Collection entries
------------------------------------
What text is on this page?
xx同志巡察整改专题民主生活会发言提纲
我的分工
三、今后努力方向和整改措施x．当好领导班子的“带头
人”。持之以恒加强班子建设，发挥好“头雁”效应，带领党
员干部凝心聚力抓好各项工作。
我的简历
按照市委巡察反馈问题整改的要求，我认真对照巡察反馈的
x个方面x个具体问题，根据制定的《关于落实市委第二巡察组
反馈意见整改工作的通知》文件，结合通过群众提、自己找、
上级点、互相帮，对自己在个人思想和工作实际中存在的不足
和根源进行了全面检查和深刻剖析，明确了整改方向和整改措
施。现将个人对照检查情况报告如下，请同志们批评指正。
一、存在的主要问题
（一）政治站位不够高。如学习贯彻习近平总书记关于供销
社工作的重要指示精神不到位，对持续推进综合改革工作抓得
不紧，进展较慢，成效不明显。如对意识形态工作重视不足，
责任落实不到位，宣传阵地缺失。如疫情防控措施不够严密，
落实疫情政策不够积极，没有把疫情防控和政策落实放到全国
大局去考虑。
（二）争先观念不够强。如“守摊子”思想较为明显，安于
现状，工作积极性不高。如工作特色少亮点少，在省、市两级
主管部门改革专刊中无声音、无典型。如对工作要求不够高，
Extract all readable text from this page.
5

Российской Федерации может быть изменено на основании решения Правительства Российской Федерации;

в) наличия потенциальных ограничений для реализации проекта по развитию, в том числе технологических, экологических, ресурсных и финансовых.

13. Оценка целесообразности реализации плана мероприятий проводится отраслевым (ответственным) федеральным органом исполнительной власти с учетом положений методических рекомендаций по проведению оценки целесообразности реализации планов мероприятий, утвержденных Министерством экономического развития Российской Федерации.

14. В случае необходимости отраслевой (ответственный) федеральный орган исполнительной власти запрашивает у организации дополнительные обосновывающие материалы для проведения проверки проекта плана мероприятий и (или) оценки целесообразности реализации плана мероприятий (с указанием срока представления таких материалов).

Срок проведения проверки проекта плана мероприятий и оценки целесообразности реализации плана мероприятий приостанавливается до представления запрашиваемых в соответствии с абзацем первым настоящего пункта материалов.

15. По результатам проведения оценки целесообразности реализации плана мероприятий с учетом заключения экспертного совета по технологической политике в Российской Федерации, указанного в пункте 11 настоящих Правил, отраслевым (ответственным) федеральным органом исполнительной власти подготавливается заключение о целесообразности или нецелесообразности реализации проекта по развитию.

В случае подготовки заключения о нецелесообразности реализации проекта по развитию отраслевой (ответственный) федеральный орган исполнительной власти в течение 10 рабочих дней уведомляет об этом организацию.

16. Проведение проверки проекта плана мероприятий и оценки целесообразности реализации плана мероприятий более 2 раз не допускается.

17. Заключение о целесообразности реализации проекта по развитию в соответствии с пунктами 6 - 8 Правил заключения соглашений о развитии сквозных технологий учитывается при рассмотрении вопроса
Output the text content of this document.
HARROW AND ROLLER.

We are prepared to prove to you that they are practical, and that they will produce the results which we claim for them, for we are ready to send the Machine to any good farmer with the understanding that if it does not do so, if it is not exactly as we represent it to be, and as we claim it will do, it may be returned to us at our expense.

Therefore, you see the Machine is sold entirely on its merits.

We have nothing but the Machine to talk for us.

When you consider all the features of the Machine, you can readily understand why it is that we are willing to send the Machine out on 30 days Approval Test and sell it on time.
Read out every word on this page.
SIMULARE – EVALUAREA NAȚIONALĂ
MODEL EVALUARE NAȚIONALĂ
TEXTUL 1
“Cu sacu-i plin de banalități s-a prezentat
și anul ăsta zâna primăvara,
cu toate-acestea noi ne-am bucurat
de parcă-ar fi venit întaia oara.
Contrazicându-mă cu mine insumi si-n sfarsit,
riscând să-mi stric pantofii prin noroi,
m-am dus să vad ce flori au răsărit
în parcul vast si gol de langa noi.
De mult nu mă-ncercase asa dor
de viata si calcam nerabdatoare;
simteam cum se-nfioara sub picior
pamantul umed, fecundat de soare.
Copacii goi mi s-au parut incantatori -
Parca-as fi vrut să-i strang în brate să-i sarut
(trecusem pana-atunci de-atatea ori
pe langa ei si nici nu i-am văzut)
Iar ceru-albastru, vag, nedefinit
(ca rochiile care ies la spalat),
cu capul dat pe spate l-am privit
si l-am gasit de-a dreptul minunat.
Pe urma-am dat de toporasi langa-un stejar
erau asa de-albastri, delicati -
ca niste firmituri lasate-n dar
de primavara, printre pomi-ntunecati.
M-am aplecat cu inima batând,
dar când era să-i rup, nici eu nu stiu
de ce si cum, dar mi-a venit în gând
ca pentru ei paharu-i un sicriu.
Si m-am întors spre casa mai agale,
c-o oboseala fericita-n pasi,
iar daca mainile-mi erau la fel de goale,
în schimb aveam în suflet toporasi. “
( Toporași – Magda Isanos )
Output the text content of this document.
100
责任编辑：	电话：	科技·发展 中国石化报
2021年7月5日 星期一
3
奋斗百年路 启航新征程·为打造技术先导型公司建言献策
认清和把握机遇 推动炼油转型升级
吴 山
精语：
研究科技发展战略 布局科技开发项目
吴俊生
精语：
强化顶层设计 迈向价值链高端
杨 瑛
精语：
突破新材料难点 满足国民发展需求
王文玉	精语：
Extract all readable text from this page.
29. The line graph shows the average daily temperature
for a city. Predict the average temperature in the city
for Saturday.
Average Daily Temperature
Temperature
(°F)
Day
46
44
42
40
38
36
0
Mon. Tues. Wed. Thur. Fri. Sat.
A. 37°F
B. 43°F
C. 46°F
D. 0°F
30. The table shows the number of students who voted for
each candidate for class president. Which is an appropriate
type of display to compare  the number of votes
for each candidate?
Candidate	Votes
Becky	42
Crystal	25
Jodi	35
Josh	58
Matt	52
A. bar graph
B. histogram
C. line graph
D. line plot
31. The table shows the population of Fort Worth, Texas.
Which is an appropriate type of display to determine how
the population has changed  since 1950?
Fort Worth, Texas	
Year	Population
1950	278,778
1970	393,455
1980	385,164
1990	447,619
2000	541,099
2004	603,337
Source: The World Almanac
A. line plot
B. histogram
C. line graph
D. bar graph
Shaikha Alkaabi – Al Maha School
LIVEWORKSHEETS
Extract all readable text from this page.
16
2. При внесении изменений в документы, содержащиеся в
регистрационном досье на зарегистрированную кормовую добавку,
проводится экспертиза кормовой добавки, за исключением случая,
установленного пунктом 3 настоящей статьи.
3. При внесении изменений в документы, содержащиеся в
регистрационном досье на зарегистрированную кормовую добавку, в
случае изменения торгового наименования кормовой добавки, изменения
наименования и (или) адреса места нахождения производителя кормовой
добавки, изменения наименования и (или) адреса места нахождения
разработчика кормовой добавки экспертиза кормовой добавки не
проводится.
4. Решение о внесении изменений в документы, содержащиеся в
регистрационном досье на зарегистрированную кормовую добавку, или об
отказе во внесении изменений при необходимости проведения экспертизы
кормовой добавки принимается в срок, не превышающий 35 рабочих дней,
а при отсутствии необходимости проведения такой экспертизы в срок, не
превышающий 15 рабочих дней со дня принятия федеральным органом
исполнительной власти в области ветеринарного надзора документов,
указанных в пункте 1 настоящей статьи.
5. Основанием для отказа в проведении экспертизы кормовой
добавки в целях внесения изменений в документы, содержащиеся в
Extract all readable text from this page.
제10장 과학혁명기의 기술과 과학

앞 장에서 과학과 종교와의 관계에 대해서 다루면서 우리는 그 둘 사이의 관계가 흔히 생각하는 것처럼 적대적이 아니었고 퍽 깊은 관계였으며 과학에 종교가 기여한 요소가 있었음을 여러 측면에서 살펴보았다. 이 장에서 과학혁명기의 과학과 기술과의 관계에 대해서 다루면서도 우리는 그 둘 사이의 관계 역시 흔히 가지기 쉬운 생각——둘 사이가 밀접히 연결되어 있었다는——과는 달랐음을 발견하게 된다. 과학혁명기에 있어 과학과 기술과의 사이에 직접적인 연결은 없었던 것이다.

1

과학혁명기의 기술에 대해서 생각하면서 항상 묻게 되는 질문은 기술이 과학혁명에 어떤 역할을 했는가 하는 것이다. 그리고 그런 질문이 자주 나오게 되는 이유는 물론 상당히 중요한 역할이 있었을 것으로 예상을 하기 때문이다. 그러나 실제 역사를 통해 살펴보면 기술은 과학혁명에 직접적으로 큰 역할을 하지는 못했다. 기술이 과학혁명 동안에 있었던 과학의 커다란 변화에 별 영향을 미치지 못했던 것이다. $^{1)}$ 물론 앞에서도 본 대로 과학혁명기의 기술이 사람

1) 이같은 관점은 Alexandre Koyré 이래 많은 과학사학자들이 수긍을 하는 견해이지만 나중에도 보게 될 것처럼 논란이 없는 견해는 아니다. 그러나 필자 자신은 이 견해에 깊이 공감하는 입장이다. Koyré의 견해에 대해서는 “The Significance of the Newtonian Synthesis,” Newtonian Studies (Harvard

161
------------------------------------
* _Aim_
What is the number of lines in the data that hold the string "адреса"? Answer with the number only.

* _Output of the exercise_
2